MATERIAL SHOWN —

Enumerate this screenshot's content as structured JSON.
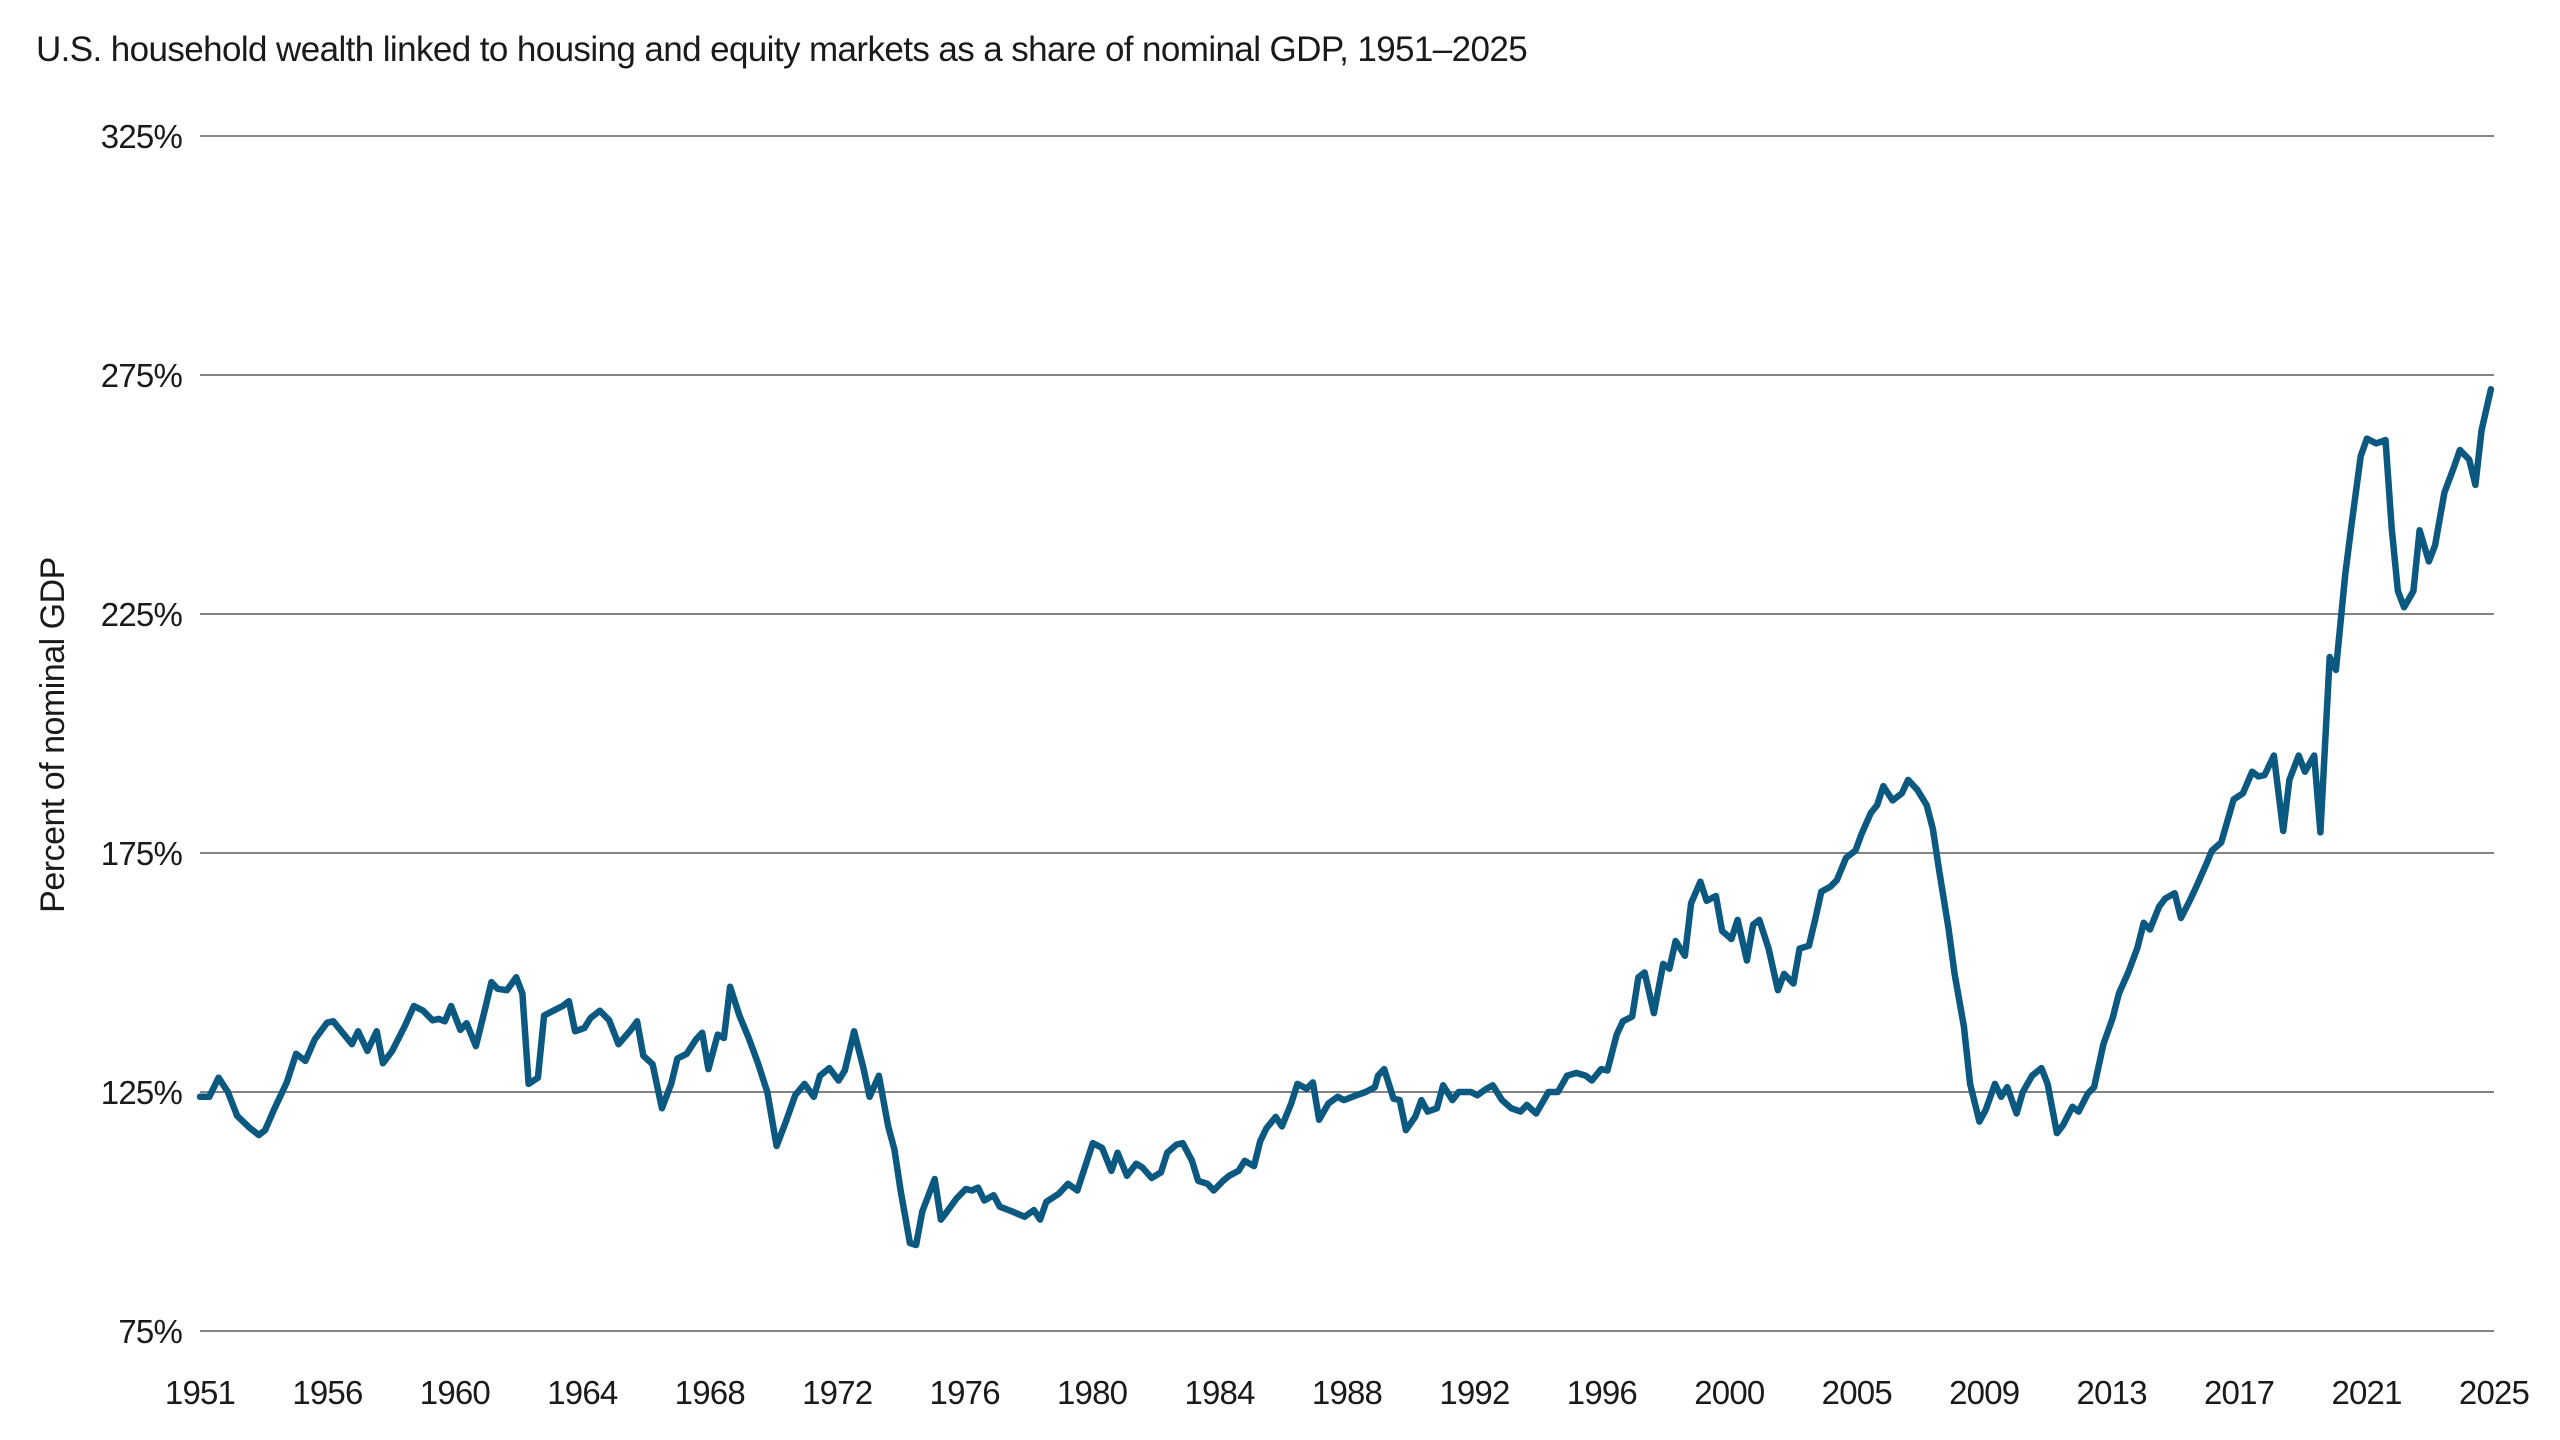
{
  "chart_data": {
    "type": "line",
    "title": "U.S. household wealth linked to housing and equity markets as a share of nominal GDP, 1951–2025",
    "xlabel": "",
    "ylabel": "Percent of nominal GDP",
    "xlim": [
      1951,
      2025
    ],
    "ylim": [
      75,
      325
    ],
    "y_ticks": [
      75,
      125,
      175,
      225,
      275,
      325
    ],
    "y_tick_labels": [
      "75%",
      "125%",
      "175%",
      "225%",
      "275%",
      "325%"
    ],
    "x_tick_labels": [
      "1951",
      "1956",
      "1960",
      "1964",
      "1968",
      "1972",
      "1976",
      "1980",
      "1984",
      "1988",
      "1992",
      "1996",
      "2000",
      "2005",
      "2009",
      "2013",
      "2017",
      "2021",
      "2025"
    ],
    "grid": "horizontal",
    "legend": "none",
    "line_color": "#0b5880",
    "grid_color": "#5a5a5a",
    "series": [
      {
        "points": [
          [
            1951.0,
            124
          ],
          [
            1951.3,
            124
          ],
          [
            1951.6,
            128
          ],
          [
            1951.9,
            125
          ],
          [
            1952.2,
            120
          ],
          [
            1952.6,
            117.5
          ],
          [
            1952.9,
            116
          ],
          [
            1953.1,
            117
          ],
          [
            1953.4,
            121.5
          ],
          [
            1953.8,
            127
          ],
          [
            1954.1,
            133
          ],
          [
            1954.4,
            131.5
          ],
          [
            1954.7,
            136
          ],
          [
            1955.1,
            139.5
          ],
          [
            1955.3,
            139.8
          ],
          [
            1955.9,
            135
          ],
          [
            1956.1,
            137.7
          ],
          [
            1956.4,
            133.6
          ],
          [
            1956.7,
            137.7
          ],
          [
            1956.9,
            131
          ],
          [
            1957.2,
            133.6
          ],
          [
            1957.6,
            138.7
          ],
          [
            1957.9,
            143
          ],
          [
            1958.2,
            142
          ],
          [
            1958.5,
            140
          ],
          [
            1958.7,
            140.3
          ],
          [
            1958.9,
            139.8
          ],
          [
            1959.1,
            143
          ],
          [
            1959.4,
            138
          ],
          [
            1959.6,
            139.4
          ],
          [
            1959.9,
            134.6
          ],
          [
            1960.2,
            142.5
          ],
          [
            1960.4,
            148
          ],
          [
            1960.6,
            146.6
          ],
          [
            1960.9,
            146.3
          ],
          [
            1961.2,
            149
          ],
          [
            1961.4,
            145.6
          ],
          [
            1961.6,
            126.7
          ],
          [
            1961.9,
            128
          ],
          [
            1962.1,
            141
          ],
          [
            1962.4,
            142
          ],
          [
            1962.7,
            143
          ],
          [
            1962.9,
            144
          ],
          [
            1963.1,
            137.7
          ],
          [
            1963.4,
            138.4
          ],
          [
            1963.6,
            140.5
          ],
          [
            1963.9,
            142
          ],
          [
            1964.2,
            140
          ],
          [
            1964.5,
            135
          ],
          [
            1964.9,
            138
          ],
          [
            1965.1,
            139.8
          ],
          [
            1965.3,
            132.6
          ],
          [
            1965.6,
            130.8
          ],
          [
            1965.9,
            121.6
          ],
          [
            1966.2,
            126.7
          ],
          [
            1966.4,
            132
          ],
          [
            1966.7,
            133
          ],
          [
            1967.0,
            136
          ],
          [
            1967.2,
            137.4
          ],
          [
            1967.4,
            129.8
          ],
          [
            1967.7,
            137
          ],
          [
            1967.9,
            136.3
          ],
          [
            1968.1,
            147
          ],
          [
            1968.4,
            141
          ],
          [
            1968.7,
            136.3
          ],
          [
            1969.0,
            131
          ],
          [
            1969.3,
            125
          ],
          [
            1969.6,
            113.7
          ],
          [
            1969.9,
            118.8
          ],
          [
            1970.2,
            124.3
          ],
          [
            1970.5,
            126.7
          ],
          [
            1970.8,
            124
          ],
          [
            1971.0,
            128.4
          ],
          [
            1971.3,
            130
          ],
          [
            1971.6,
            127.4
          ],
          [
            1971.8,
            129.5
          ],
          [
            1972.1,
            137.7
          ],
          [
            1972.4,
            130
          ],
          [
            1972.6,
            124
          ],
          [
            1972.9,
            128.4
          ],
          [
            1973.2,
            117.8
          ],
          [
            1973.4,
            113
          ],
          [
            1973.6,
            104.4
          ],
          [
            1973.9,
            93.4
          ],
          [
            1974.1,
            93
          ],
          [
            1974.3,
            100
          ],
          [
            1974.7,
            106.8
          ],
          [
            1974.9,
            98.3
          ],
          [
            1975.1,
            100
          ],
          [
            1975.4,
            102.7
          ],
          [
            1975.7,
            104.7
          ],
          [
            1975.9,
            104.4
          ],
          [
            1976.1,
            105
          ],
          [
            1976.3,
            102.3
          ],
          [
            1976.6,
            103.4
          ],
          [
            1976.8,
            101
          ],
          [
            1977.2,
            100
          ],
          [
            1977.6,
            98.9
          ],
          [
            1977.9,
            100.3
          ],
          [
            1978.1,
            98.3
          ],
          [
            1978.3,
            102
          ],
          [
            1978.7,
            103.7
          ],
          [
            1979.0,
            105.8
          ],
          [
            1979.3,
            104.4
          ],
          [
            1979.8,
            114.3
          ],
          [
            1980.1,
            113.3
          ],
          [
            1980.4,
            108.5
          ],
          [
            1980.6,
            112.3
          ],
          [
            1980.9,
            107.5
          ],
          [
            1981.2,
            110
          ],
          [
            1981.4,
            109.2
          ],
          [
            1981.7,
            107
          ],
          [
            1982.0,
            108.2
          ],
          [
            1982.2,
            112.3
          ],
          [
            1982.5,
            114
          ],
          [
            1982.7,
            114.3
          ],
          [
            1983.0,
            110.6
          ],
          [
            1983.2,
            106.4
          ],
          [
            1983.5,
            105.8
          ],
          [
            1983.7,
            104.4
          ],
          [
            1984.0,
            106.4
          ],
          [
            1984.2,
            107.5
          ],
          [
            1984.5,
            108.5
          ],
          [
            1984.7,
            110.6
          ],
          [
            1985.0,
            109.5
          ],
          [
            1985.2,
            114.7
          ],
          [
            1985.4,
            117.4
          ],
          [
            1985.7,
            119.8
          ],
          [
            1985.9,
            117.8
          ],
          [
            1986.2,
            122.6
          ],
          [
            1986.4,
            126.7
          ],
          [
            1986.7,
            125.7
          ],
          [
            1986.9,
            127
          ],
          [
            1987.1,
            119.2
          ],
          [
            1987.4,
            122.6
          ],
          [
            1987.7,
            124
          ],
          [
            1987.9,
            123.3
          ],
          [
            1988.3,
            124.3
          ],
          [
            1988.6,
            125
          ],
          [
            1988.9,
            126
          ],
          [
            1989.0,
            128.4
          ],
          [
            1989.2,
            129.8
          ],
          [
            1989.5,
            123.6
          ],
          [
            1989.7,
            123.3
          ],
          [
            1989.9,
            117
          ],
          [
            1990.2,
            119.8
          ],
          [
            1990.4,
            123.3
          ],
          [
            1990.6,
            120.9
          ],
          [
            1990.9,
            121.6
          ],
          [
            1991.1,
            126.4
          ],
          [
            1991.4,
            123.3
          ],
          [
            1991.6,
            125
          ],
          [
            1992.0,
            125
          ],
          [
            1992.2,
            124.3
          ],
          [
            1992.5,
            125.7
          ],
          [
            1992.7,
            126.4
          ],
          [
            1993.0,
            123.3
          ],
          [
            1993.3,
            121.6
          ],
          [
            1993.6,
            120.9
          ],
          [
            1993.8,
            122.3
          ],
          [
            1994.1,
            120.5
          ],
          [
            1994.5,
            125
          ],
          [
            1994.8,
            125
          ],
          [
            1995.1,
            128.4
          ],
          [
            1995.4,
            129
          ],
          [
            1995.7,
            128.4
          ],
          [
            1995.9,
            127.4
          ],
          [
            1996.2,
            129.8
          ],
          [
            1996.4,
            129.5
          ],
          [
            1996.7,
            137
          ],
          [
            1996.9,
            139.8
          ],
          [
            1997.2,
            140.8
          ],
          [
            1997.4,
            149
          ],
          [
            1997.6,
            150
          ],
          [
            1997.9,
            141.5
          ],
          [
            1998.2,
            151.8
          ],
          [
            1998.4,
            150.8
          ],
          [
            1998.6,
            156.6
          ],
          [
            1998.9,
            153.5
          ],
          [
            1999.1,
            164.5
          ],
          [
            1999.4,
            169
          ],
          [
            1999.6,
            165
          ],
          [
            1999.9,
            166
          ],
          [
            2000.1,
            158.7
          ],
          [
            2000.4,
            157
          ],
          [
            2000.6,
            161
          ],
          [
            2000.9,
            152.5
          ],
          [
            2001.1,
            160
          ],
          [
            2001.3,
            161
          ],
          [
            2001.6,
            155
          ],
          [
            2001.9,
            146.3
          ],
          [
            2002.1,
            149.7
          ],
          [
            2002.4,
            147.7
          ],
          [
            2002.6,
            155
          ],
          [
            2002.9,
            155.6
          ],
          [
            2003.1,
            161
          ],
          [
            2003.3,
            166.9
          ],
          [
            2003.6,
            168
          ],
          [
            2003.8,
            169.3
          ],
          [
            2004.1,
            174
          ],
          [
            2004.4,
            175.5
          ],
          [
            2004.6,
            179
          ],
          [
            2004.9,
            183.4
          ],
          [
            2005.1,
            185
          ],
          [
            2005.3,
            189
          ],
          [
            2005.6,
            186
          ],
          [
            2005.9,
            187.5
          ],
          [
            2006.1,
            190.3
          ],
          [
            2006.4,
            188.2
          ],
          [
            2006.7,
            185
          ],
          [
            2006.9,
            180
          ],
          [
            2007.1,
            171.4
          ],
          [
            2007.4,
            159.4
          ],
          [
            2007.6,
            149.7
          ],
          [
            2007.9,
            138.7
          ],
          [
            2008.1,
            126.7
          ],
          [
            2008.4,
            118.8
          ],
          [
            2008.6,
            121.2
          ],
          [
            2008.9,
            126.7
          ],
          [
            2009.1,
            124
          ],
          [
            2009.3,
            126
          ],
          [
            2009.6,
            120.5
          ],
          [
            2009.8,
            125
          ],
          [
            2010.1,
            128.4
          ],
          [
            2010.4,
            130
          ],
          [
            2010.6,
            126.7
          ],
          [
            2010.9,
            116.4
          ],
          [
            2011.1,
            118.1
          ],
          [
            2011.4,
            121.9
          ],
          [
            2011.6,
            120.9
          ],
          [
            2011.9,
            124.7
          ],
          [
            2012.1,
            126
          ],
          [
            2012.4,
            135
          ],
          [
            2012.7,
            140.5
          ],
          [
            2012.9,
            145.6
          ],
          [
            2013.2,
            150
          ],
          [
            2013.5,
            155.2
          ],
          [
            2013.7,
            160.4
          ],
          [
            2013.9,
            159
          ],
          [
            2014.2,
            163.8
          ],
          [
            2014.4,
            165.5
          ],
          [
            2014.7,
            166.6
          ],
          [
            2014.9,
            161.4
          ],
          [
            2015.2,
            165.2
          ],
          [
            2015.4,
            168
          ],
          [
            2015.7,
            172.4
          ],
          [
            2015.9,
            175.5
          ],
          [
            2016.2,
            177.2
          ],
          [
            2016.4,
            181.7
          ],
          [
            2016.6,
            186.2
          ],
          [
            2016.9,
            187.5
          ],
          [
            2017.2,
            192
          ],
          [
            2017.4,
            191
          ],
          [
            2017.6,
            191.3
          ],
          [
            2017.9,
            195.4
          ],
          [
            2018.2,
            179.6
          ],
          [
            2018.4,
            190.3
          ],
          [
            2018.7,
            195.4
          ],
          [
            2018.9,
            192
          ],
          [
            2019.2,
            195.4
          ],
          [
            2019.4,
            179.3
          ],
          [
            2019.7,
            216
          ],
          [
            2019.9,
            213.3
          ],
          [
            2020.2,
            233.2
          ],
          [
            2020.4,
            243.5
          ],
          [
            2020.7,
            258
          ],
          [
            2020.9,
            261.7
          ],
          [
            2021.2,
            260.7
          ],
          [
            2021.5,
            261.4
          ],
          [
            2021.7,
            242.9
          ],
          [
            2021.9,
            229.8
          ],
          [
            2022.1,
            226.4
          ],
          [
            2022.4,
            229.8
          ],
          [
            2022.6,
            242.5
          ],
          [
            2022.9,
            236
          ],
          [
            2023.1,
            239.4
          ],
          [
            2023.4,
            250.4
          ],
          [
            2023.7,
            255.6
          ],
          [
            2023.9,
            259.3
          ],
          [
            2024.2,
            257.3
          ],
          [
            2024.4,
            252
          ],
          [
            2024.6,
            263.5
          ],
          [
            2024.9,
            272
          ]
        ]
      }
    ]
  }
}
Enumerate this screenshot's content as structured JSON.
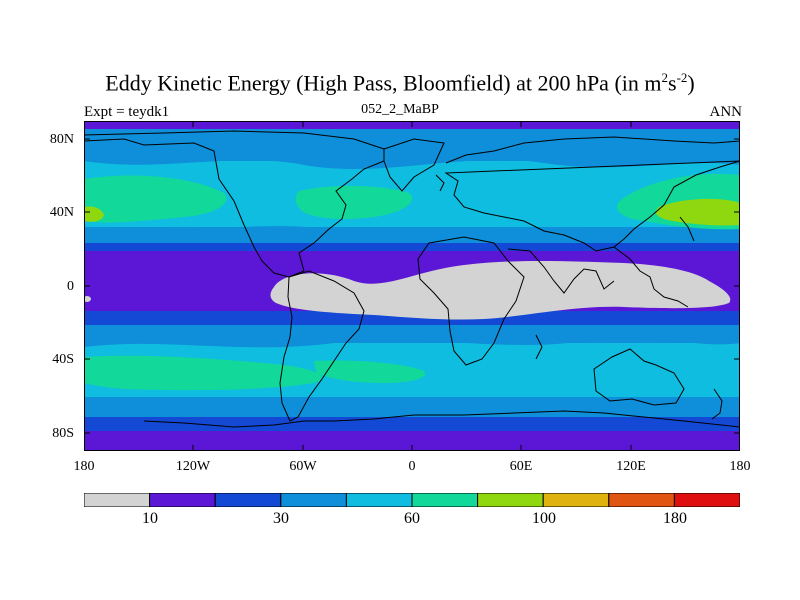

STATED TASK —
In the entries above, find every line holding the word "nominal" and copy it out.

RESULT FOR THIS TASK —
    "title": "U.S. household wealth linked to housing and equity markets as a share of nominal GDP, 1951–2025",
    "ylabel": "Percent of nominal GDP",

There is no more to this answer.